GIVEN EXERCISE: Transcribe the records below exactly, leaving out any pictures.

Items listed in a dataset

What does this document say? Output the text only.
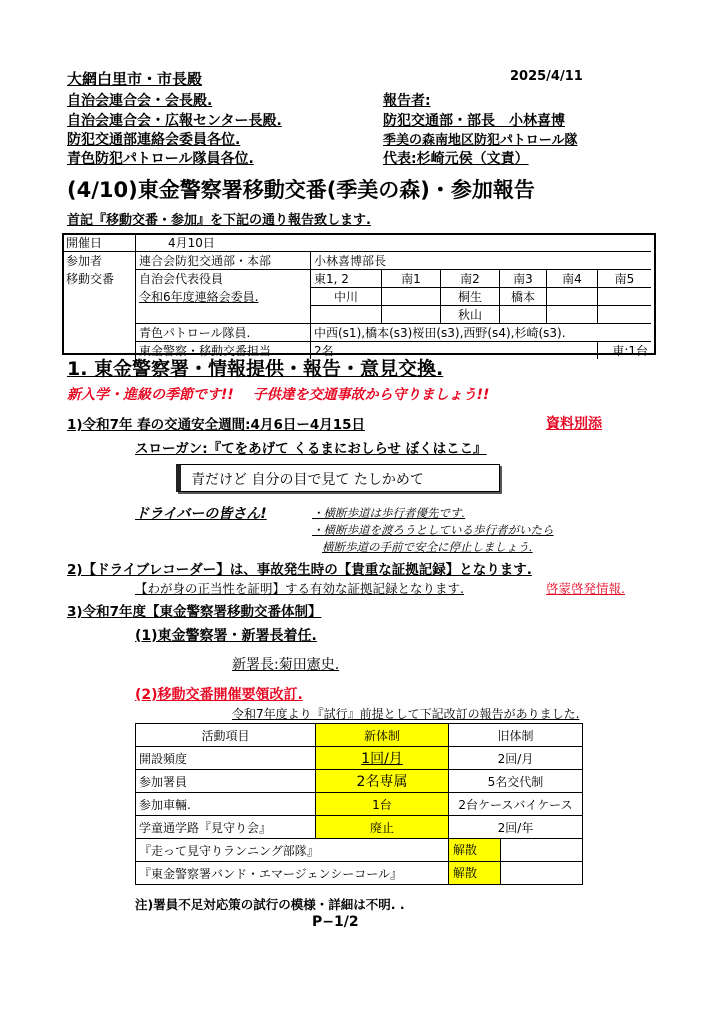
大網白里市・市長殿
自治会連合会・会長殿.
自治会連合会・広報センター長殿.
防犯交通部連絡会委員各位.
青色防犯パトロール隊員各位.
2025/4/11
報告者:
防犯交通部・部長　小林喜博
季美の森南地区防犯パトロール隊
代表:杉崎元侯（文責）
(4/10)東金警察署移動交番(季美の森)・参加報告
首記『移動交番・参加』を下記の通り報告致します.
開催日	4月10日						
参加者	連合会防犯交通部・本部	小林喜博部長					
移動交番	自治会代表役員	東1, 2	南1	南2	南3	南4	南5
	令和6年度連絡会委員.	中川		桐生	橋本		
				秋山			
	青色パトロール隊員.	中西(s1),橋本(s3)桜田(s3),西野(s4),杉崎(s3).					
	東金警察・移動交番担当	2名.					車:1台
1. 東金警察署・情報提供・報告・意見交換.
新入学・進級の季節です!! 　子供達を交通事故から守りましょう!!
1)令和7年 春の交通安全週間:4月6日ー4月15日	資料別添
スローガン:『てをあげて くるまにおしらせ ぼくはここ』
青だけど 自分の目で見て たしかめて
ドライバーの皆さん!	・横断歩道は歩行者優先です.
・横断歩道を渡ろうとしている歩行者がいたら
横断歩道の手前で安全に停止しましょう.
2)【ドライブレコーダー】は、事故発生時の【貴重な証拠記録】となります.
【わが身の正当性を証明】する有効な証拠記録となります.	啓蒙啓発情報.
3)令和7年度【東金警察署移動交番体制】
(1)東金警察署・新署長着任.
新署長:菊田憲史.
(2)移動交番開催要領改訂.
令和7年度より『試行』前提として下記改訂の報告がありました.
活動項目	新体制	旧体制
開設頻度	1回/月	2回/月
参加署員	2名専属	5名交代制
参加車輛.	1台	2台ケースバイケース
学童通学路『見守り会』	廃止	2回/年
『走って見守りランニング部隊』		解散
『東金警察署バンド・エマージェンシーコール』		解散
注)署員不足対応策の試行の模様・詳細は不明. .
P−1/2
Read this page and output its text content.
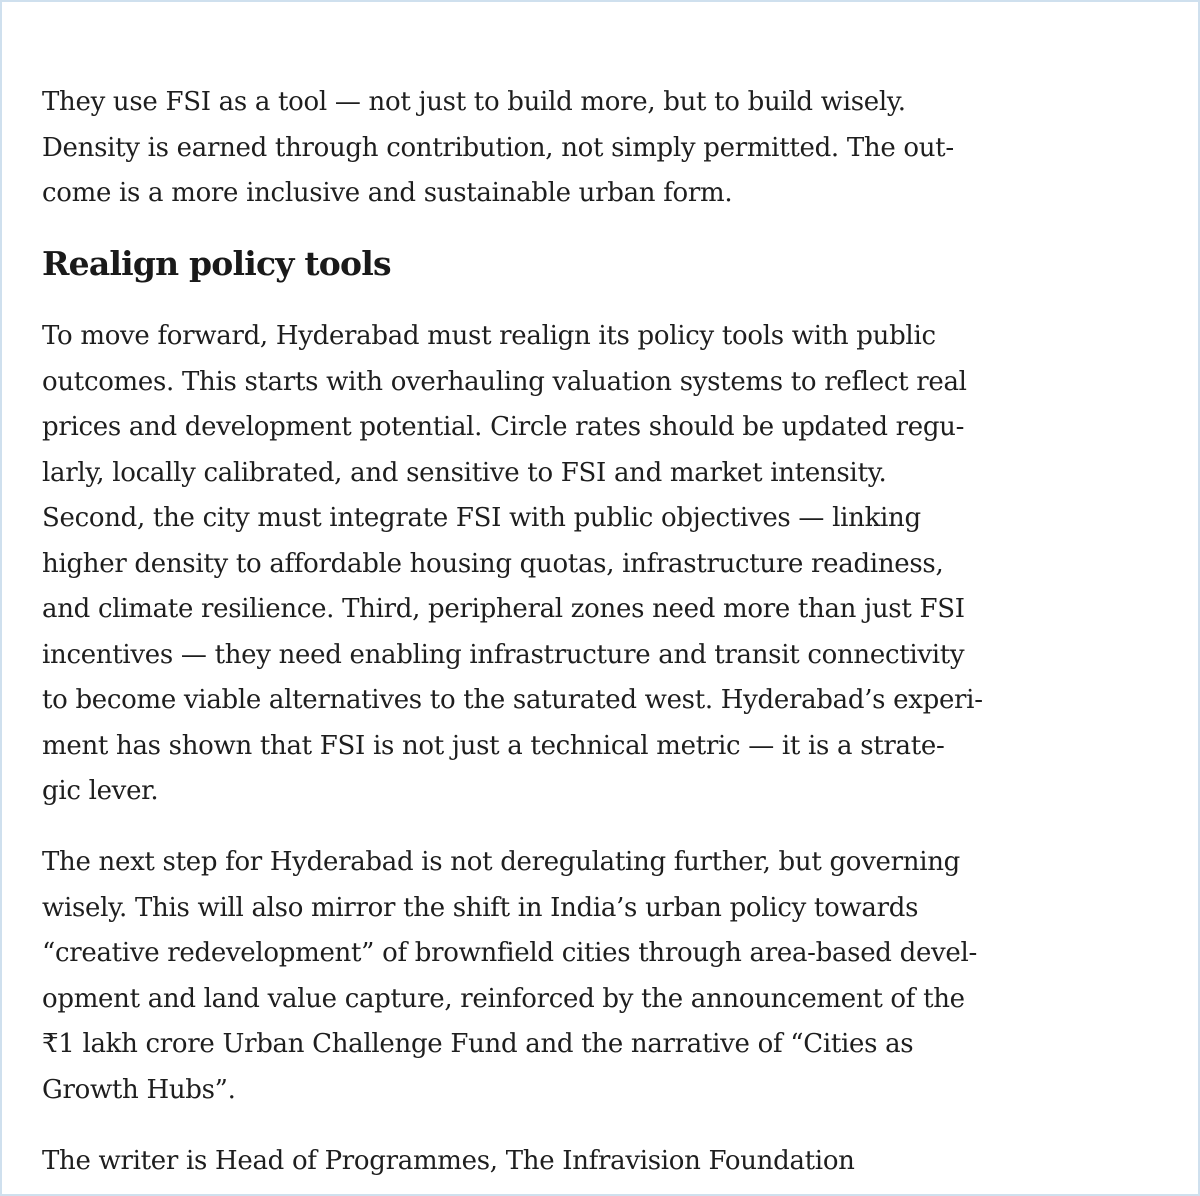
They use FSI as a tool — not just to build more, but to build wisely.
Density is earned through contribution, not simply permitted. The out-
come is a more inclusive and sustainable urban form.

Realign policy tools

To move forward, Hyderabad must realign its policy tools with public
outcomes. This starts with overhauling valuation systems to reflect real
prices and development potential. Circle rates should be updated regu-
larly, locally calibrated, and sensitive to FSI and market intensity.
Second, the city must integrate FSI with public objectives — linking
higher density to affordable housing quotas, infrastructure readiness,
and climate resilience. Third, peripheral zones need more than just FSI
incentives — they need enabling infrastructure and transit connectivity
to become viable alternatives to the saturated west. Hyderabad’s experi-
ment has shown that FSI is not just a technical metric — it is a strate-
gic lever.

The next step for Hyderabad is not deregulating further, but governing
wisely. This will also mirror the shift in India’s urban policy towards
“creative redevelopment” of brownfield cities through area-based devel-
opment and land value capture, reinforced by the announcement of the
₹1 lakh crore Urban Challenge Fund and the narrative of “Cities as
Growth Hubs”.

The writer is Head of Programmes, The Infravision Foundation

EXERCISE RESPONSE:
What does this document say? Output the text only.
大網白里市・市長殿
自治会連合会・会長殿.
自治会連合会・広報センター長殿.
防犯交通部連絡会委員各位.
青色防犯パトロール隊員各位.
2025/4/11
報告者:
防犯交通部・部長　小林喜博
季美の森南地区防犯パトロール隊
代表:杉崎元侯（文責）
(4/10)東金警察署移動交番(季美の森)・参加報告
首記『移動交番・参加』を下記の通り報告致します.
開催日	4月10日						
参加者	連合会防犯交通部・本部	小林喜博部長					
移動交番	自治会代表役員	東1, 2	南1	南2	南3	南4	南5
	令和6年度連絡会委員.	中川		桐生	橋本		
				秋山			
	青色パトロール隊員.	中西(s1),橋本(s3)桜田(s3),西野(s4),杉崎(s3).					
	東金警察・移動交番担当	2名.					車:1台
1. 東金警察署・情報提供・報告・意見交換.
新入学・進級の季節です!! 　子供達を交通事故から守りましょう!!
1)令和7年 春の交通安全週間:4月6日ー4月15日	資料別添
スローガン:『てをあげて くるまにおしらせ ぼくはここ』
青だけど 自分の目で見て たしかめて
ドライバーの皆さん!	・横断歩道は歩行者優先です.
・横断歩道を渡ろうとしている歩行者がいたら
横断歩道の手前で安全に停止しましょう.
2)【ドライブレコーダー】は、事故発生時の【貴重な証拠記録】となります.
【わが身の正当性を証明】する有効な証拠記録となります.	啓蒙啓発情報.
3)令和7年度【東金警察署移動交番体制】
(1)東金警察署・新署長着任.
新署長:菊田憲史.
(2)移動交番開催要領改訂.
令和7年度より『試行』前提として下記改訂の報告がありました.
活動項目	新体制	旧体制
開設頻度	1回/月	2回/月
参加署員	2名専属	5名交代制
参加車輛.	1台	2台ケースバイケース
学童通学路『見守り会』	廃止	2回/年
『走って見守りランニング部隊』		解散
『東金警察署バンド・エマージェンシーコール』		解散
注)署員不足対応策の試行の模様・詳細は不明. .
P−1/2
Read this page and output its text content.
They use FSI as a tool — not just to build more, but to build wisely.
Density is earned through contribution, not simply permitted. The out-
come is a more inclusive and sustainable urban form.

Realign policy tools

To move forward, Hyderabad must realign its policy tools with public
outcomes. This starts with overhauling valuation systems to reflect real
prices and development potential. Circle rates should be updated regu-
larly, locally calibrated, and sensitive to FSI and market intensity.
Second, the city must integrate FSI with public objectives — linking
higher density to affordable housing quotas, infrastructure readiness,
and climate resilience. Third, peripheral zones need more than just FSI
incentives — they need enabling infrastructure and transit connectivity
to become viable alternatives to the saturated west. Hyderabad’s experi-
ment has shown that FSI is not just a technical metric — it is a strate-
gic lever.

The next step for Hyderabad is not deregulating further, but governing
wisely. This will also mirror the shift in India’s urban policy towards
“creative redevelopment” of brownfield cities through area-based devel-
opment and land value capture, reinforced by the announcement of the
₹1 lakh crore Urban Challenge Fund and the narrative of “Cities as
Growth Hubs”.

The writer is Head of Programmes, The Infravision Foundation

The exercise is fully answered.